# [WHAT IS ASKED]
Tally the lines that hold the word "Unit" and reply with that figure only.

◇ ◇ ◇ ◇ ◇ ◇ ◇

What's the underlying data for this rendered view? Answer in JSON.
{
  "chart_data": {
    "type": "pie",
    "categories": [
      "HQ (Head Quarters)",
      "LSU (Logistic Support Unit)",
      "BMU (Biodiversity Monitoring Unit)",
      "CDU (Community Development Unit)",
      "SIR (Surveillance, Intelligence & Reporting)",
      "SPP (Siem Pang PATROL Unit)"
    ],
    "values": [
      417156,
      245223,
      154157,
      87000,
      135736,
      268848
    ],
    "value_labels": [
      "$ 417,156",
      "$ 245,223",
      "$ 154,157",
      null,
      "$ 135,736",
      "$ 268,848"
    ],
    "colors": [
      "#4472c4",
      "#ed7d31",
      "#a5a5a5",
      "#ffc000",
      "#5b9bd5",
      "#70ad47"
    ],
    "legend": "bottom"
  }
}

◇ ◇ ◇ ◇ ◇ ◇ ◇

# [COMPLETE RESPONSE]
4